What to produce: All entries must be extracted exactly, with nothing added or dropped.

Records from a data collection
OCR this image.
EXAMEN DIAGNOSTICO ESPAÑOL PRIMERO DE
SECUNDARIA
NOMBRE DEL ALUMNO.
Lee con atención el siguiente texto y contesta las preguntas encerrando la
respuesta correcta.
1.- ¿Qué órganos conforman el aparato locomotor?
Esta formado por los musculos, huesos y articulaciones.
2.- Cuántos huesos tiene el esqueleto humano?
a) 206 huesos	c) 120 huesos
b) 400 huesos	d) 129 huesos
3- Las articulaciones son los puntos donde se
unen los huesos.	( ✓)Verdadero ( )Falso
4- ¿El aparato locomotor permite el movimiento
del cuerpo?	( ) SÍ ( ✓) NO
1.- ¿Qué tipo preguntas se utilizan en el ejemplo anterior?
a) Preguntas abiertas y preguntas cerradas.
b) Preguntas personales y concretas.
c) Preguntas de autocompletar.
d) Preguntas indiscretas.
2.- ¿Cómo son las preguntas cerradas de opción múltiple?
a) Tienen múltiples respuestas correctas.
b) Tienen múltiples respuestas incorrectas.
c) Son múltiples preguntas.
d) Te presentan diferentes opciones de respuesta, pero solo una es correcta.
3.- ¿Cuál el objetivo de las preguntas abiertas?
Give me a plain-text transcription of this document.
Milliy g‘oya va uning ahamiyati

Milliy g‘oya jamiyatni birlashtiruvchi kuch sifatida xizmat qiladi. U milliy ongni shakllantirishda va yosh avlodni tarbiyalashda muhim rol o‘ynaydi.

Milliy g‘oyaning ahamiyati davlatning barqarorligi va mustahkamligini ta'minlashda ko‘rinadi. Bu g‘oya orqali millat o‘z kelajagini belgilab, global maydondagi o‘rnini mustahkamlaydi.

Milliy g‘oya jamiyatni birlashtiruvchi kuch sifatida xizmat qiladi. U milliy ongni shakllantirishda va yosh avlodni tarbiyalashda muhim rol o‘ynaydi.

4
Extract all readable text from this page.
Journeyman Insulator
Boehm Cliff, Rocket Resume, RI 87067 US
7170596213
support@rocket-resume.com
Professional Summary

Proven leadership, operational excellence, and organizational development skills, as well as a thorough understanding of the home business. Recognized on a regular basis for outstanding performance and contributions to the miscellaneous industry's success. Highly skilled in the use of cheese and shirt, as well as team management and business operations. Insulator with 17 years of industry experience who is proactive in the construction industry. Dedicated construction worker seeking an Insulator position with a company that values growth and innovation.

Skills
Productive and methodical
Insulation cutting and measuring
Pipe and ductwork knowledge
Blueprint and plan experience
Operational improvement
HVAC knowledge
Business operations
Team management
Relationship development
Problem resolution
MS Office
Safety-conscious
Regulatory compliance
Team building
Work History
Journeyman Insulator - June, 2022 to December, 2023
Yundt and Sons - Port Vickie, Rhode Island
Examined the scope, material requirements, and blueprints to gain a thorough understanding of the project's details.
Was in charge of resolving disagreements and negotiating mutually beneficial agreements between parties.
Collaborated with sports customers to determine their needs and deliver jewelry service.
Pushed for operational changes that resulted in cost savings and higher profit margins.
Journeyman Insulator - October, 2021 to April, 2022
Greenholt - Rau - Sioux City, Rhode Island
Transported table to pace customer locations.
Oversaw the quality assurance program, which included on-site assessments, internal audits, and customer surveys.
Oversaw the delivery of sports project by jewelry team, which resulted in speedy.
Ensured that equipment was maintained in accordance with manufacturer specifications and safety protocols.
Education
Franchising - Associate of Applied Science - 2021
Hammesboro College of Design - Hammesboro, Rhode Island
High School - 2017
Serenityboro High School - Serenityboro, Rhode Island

Result of the task:
OCR this image.
EXAMEN DIAGNOSTICO ESPAÑOL PRIMERO DE
SECUNDARIA
NOMBRE DEL ALUMNO.
Lee con atención el siguiente texto y contesta las preguntas encerrando la
respuesta correcta.
1.- ¿Qué órganos conforman el aparato locomotor?
Esta formado por los musculos, huesos y articulaciones.
2.- Cuántos huesos tiene el esqueleto humano?
a) 206 huesos	c) 120 huesos
b) 400 huesos	d) 129 huesos
3- Las articulaciones son los puntos donde se
unen los huesos.	( ✓)Verdadero ( )Falso
4- ¿El aparato locomotor permite el movimiento
del cuerpo?	( ) SÍ ( ✓) NO
1.- ¿Qué tipo preguntas se utilizan en el ejemplo anterior?
a) Preguntas abiertas y preguntas cerradas.
b) Preguntas personales y concretas.
c) Preguntas de autocompletar.
d) Preguntas indiscretas.
2.- ¿Cómo son las preguntas cerradas de opción múltiple?
a) Tienen múltiples respuestas correctas.
b) Tienen múltiples respuestas incorrectas.
c) Son múltiples preguntas.
d) Te presentan diferentes opciones de respuesta, pero solo una es correcta.
3.- ¿Cuál el objetivo de las preguntas abiertas?
Give me a plain-text transcription of this document.
Milliy g‘oya va uning ahamiyati

Milliy g‘oya jamiyatni birlashtiruvchi kuch sifatida xizmat qiladi. U milliy ongni shakllantirishda va yosh avlodni tarbiyalashda muhim rol o‘ynaydi.

Milliy g‘oyaning ahamiyati davlatning barqarorligi va mustahkamligini ta'minlashda ko‘rinadi. Bu g‘oya orqali millat o‘z kelajagini belgilab, global maydondagi o‘rnini mustahkamlaydi.

Milliy g‘oya jamiyatni birlashtiruvchi kuch sifatida xizmat qiladi. U milliy ongni shakllantirishda va yosh avlodni tarbiyalashda muhim rol o‘ynaydi.

4
Extract all readable text from this page.
Journeyman Insulator
Boehm Cliff, Rocket Resume, RI 87067 US
7170596213
support@rocket-resume.com
Professional Summary

Proven leadership, operational excellence, and organizational development skills, as well as a thorough understanding of the home business. Recognized on a regular basis for outstanding performance and contributions to the miscellaneous industry's success. Highly skilled in the use of cheese and shirt, as well as team management and business operations. Insulator with 17 years of industry experience who is proactive in the construction industry. Dedicated construction worker seeking an Insulator position with a company that values growth and innovation.

Skills
Productive and methodical
Insulation cutting and measuring
Pipe and ductwork knowledge
Blueprint and plan experience
Operational improvement
HVAC knowledge
Business operations
Team management
Relationship development
Problem resolution
MS Office
Safety-conscious
Regulatory compliance
Team building
Work History
Journeyman Insulator - June, 2022 to December, 2023
Yundt and Sons - Port Vickie, Rhode Island
Examined the scope, material requirements, and blueprints to gain a thorough understanding of the project's details.
Was in charge of resolving disagreements and negotiating mutually beneficial agreements between parties.
Collaborated with sports customers to determine their needs and deliver jewelry service.
Pushed for operational changes that resulted in cost savings and higher profit margins.
Journeyman Insulator - October, 2021 to April, 2022
Greenholt - Rau - Sioux City, Rhode Island
Transported table to pace customer locations.
Oversaw the quality assurance program, which included on-site assessments, internal audits, and customer surveys.
Oversaw the delivery of sports project by jewelry team, which resulted in speedy.
Ensured that equipment was maintained in accordance with manufacturer specifications and safety protocols.
Education
Franchising - Associate of Applied Science - 2021
Hammesboro College of Design - Hammesboro, Rhode Island
High School - 2017
Serenityboro High School - Serenityboro, Rhode Island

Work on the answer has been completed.